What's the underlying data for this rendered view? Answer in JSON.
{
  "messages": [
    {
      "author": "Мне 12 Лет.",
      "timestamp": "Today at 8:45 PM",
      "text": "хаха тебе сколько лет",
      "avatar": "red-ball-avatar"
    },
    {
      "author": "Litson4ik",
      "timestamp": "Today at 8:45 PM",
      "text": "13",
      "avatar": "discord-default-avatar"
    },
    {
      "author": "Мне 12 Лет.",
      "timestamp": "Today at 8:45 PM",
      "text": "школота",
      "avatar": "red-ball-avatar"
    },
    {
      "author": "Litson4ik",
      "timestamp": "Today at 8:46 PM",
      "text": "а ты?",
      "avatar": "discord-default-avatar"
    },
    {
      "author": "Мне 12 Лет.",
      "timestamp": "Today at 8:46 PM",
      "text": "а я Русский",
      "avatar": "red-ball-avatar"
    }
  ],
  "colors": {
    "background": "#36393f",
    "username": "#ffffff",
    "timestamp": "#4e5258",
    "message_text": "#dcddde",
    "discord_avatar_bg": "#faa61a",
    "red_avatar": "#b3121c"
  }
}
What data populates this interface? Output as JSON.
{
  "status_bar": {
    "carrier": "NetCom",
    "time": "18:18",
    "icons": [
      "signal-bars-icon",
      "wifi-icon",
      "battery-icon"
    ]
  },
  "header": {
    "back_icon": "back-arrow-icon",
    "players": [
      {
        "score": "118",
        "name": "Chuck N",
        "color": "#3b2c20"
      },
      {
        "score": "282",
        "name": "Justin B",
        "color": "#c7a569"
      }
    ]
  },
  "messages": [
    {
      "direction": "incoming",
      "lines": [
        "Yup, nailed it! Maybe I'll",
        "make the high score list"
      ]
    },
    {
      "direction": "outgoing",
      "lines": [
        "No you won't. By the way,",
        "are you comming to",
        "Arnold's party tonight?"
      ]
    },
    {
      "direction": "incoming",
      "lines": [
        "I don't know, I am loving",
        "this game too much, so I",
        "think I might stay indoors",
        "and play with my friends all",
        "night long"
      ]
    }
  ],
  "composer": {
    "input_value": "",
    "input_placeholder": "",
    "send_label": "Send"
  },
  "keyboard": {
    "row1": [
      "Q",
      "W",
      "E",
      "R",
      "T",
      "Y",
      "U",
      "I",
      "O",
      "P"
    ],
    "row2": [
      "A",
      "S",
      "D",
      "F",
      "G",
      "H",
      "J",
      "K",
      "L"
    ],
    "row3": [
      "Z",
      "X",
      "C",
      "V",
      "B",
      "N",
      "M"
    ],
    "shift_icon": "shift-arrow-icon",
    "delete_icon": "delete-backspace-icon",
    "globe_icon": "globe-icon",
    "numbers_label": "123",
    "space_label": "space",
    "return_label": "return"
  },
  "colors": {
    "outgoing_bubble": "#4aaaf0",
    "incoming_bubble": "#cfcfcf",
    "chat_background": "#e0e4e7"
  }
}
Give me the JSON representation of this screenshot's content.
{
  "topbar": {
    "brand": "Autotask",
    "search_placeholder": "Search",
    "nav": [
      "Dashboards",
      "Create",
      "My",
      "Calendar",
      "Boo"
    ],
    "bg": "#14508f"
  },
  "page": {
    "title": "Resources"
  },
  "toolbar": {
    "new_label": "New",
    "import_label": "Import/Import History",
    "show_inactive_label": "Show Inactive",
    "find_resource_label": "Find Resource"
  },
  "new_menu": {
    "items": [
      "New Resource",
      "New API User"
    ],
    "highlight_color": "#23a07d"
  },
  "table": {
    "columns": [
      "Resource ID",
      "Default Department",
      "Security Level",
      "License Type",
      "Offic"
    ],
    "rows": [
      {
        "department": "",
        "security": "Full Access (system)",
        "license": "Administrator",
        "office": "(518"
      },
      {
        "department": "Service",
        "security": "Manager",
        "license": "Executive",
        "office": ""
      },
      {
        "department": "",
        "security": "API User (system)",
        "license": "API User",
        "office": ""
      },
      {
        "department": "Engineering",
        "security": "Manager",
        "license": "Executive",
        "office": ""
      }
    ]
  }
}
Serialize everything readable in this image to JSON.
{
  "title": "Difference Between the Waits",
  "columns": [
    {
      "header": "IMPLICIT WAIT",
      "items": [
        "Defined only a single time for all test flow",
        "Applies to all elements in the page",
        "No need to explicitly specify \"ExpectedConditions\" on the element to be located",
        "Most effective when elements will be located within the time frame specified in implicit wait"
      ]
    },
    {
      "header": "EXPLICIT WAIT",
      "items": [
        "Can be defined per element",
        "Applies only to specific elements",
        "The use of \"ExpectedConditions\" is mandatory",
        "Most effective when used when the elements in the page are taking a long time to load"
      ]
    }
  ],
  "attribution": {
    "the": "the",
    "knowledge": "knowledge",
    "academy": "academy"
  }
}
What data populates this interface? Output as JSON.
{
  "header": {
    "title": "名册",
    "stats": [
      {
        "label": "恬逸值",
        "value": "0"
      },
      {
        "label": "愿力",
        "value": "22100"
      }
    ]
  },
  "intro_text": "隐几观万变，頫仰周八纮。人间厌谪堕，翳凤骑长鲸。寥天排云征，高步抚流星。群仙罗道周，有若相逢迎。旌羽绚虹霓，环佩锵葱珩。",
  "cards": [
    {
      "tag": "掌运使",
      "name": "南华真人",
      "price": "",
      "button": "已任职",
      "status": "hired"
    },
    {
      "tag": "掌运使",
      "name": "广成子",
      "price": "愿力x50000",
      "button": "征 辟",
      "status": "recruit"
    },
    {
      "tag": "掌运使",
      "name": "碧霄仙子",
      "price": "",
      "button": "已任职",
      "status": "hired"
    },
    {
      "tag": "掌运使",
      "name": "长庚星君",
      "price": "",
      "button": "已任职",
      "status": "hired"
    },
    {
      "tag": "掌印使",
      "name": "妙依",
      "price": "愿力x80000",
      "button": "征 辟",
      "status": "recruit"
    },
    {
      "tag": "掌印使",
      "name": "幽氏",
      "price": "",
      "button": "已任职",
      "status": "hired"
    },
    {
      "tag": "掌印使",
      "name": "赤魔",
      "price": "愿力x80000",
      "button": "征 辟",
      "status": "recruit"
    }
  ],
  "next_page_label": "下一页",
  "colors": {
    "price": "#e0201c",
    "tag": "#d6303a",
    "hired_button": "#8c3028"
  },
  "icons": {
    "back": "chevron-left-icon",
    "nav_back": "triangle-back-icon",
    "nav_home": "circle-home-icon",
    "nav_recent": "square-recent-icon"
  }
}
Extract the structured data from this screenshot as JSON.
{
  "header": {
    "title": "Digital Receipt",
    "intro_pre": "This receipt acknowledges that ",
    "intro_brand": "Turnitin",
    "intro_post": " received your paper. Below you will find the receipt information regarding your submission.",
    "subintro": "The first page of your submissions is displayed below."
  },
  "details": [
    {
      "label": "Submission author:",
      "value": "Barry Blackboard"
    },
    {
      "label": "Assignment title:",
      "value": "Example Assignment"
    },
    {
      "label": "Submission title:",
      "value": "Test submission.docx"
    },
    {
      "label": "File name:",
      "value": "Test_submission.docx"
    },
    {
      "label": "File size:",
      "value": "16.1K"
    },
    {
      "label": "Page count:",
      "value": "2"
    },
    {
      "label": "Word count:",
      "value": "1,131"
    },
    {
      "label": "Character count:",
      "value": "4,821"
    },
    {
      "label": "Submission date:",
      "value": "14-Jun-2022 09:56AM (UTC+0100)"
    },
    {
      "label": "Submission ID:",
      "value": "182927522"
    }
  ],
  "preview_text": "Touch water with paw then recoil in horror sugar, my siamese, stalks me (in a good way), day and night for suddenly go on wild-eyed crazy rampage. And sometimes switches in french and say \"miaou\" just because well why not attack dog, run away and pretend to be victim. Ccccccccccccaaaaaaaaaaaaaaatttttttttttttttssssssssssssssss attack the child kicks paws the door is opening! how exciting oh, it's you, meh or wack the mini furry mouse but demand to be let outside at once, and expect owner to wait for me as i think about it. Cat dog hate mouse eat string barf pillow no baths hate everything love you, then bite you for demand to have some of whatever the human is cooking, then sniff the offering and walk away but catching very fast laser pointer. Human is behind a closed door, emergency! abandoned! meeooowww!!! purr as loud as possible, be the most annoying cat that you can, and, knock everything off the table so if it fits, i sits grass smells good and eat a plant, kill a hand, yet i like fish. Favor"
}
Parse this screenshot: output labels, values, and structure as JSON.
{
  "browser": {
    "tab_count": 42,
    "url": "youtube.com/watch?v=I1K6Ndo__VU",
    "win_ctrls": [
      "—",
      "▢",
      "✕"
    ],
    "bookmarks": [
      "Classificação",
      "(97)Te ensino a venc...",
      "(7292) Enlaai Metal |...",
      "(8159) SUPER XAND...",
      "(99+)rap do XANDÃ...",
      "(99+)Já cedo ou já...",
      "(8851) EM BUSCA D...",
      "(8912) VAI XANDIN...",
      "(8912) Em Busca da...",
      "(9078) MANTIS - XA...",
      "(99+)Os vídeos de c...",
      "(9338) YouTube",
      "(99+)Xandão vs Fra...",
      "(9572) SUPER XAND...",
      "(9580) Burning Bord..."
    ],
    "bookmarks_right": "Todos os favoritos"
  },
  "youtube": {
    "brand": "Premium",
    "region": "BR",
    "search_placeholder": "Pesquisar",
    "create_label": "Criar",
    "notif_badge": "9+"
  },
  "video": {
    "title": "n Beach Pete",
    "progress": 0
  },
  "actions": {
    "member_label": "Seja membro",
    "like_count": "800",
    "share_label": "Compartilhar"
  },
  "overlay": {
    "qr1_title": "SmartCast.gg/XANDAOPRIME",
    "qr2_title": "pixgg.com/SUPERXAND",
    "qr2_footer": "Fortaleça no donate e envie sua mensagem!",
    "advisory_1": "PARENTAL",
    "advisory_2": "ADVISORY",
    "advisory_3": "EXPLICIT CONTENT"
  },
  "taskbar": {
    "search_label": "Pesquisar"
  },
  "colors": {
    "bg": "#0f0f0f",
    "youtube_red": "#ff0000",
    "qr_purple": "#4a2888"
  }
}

===============

From the data above, copy each line where the string "elements" appears.

*RESULT*
        "Applies to all elements in the page",
        "Most effective when elements will be located within the time frame specified in implicit wait"
        "Applies only to specific elements",
        "Most effective when used when the elements in the page are taking a long time to load"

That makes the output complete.